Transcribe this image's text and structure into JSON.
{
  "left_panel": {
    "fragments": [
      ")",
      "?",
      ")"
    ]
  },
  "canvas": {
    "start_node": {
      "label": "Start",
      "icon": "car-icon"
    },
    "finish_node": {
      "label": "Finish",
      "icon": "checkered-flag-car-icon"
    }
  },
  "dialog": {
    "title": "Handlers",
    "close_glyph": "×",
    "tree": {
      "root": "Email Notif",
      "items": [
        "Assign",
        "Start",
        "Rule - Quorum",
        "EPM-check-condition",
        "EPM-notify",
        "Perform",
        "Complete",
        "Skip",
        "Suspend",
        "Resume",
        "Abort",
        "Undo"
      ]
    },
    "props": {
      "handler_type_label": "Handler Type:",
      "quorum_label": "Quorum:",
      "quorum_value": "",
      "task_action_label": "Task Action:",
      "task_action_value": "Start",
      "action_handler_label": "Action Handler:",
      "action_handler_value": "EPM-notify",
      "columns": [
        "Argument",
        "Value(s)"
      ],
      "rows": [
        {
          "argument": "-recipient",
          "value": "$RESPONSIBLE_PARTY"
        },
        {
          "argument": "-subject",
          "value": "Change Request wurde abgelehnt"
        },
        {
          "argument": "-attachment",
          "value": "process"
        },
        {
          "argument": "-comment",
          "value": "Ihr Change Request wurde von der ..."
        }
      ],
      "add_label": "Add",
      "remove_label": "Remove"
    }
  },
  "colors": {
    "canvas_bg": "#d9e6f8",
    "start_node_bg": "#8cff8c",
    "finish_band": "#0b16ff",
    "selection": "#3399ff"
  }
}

####################

The request> Copy every record exactly as presented.

Written answer>
Transcribe this image's text and structure into JSON.
{
  "left_panel": {
    "fragments": [
      ")",
      "?",
      ")"
    ]
  },
  "canvas": {
    "start_node": {
      "label": "Start",
      "icon": "car-icon"
    },
    "finish_node": {
      "label": "Finish",
      "icon": "checkered-flag-car-icon"
    }
  },
  "dialog": {
    "title": "Handlers",
    "close_glyph": "×",
    "tree": {
      "root": "Email Notif",
      "items": [
        "Assign",
        "Start",
        "Rule - Quorum",
        "EPM-check-condition",
        "EPM-notify",
        "Perform",
        "Complete",
        "Skip",
        "Suspend",
        "Resume",
        "Abort",
        "Undo"
      ]
    },
    "props": {
      "handler_type_label": "Handler Type:",
      "quorum_label": "Quorum:",
      "quorum_value": "",
      "task_action_label": "Task Action:",
      "task_action_value": "Start",
      "action_handler_label": "Action Handler:",
      "action_handler_value": "EPM-notify",
      "columns": [
        "Argument",
        "Value(s)"
      ],
      "rows": [
        {
          "argument": "-recipient",
          "value": "$RESPONSIBLE_PARTY"
        },
        {
          "argument": "-subject",
          "value": "Change Request wurde abgelehnt"
        },
        {
          "argument": "-attachment",
          "value": "process"
        },
        {
          "argument": "-comment",
          "value": "Ihr Change Request wurde von der ..."
        }
      ],
      "add_label": "Add",
      "remove_label": "Remove"
    }
  },
  "colors": {
    "canvas_bg": "#d9e6f8",
    "start_node_bg": "#8cff8c",
    "finish_band": "#0b16ff",
    "selection": "#3399ff"
  }
}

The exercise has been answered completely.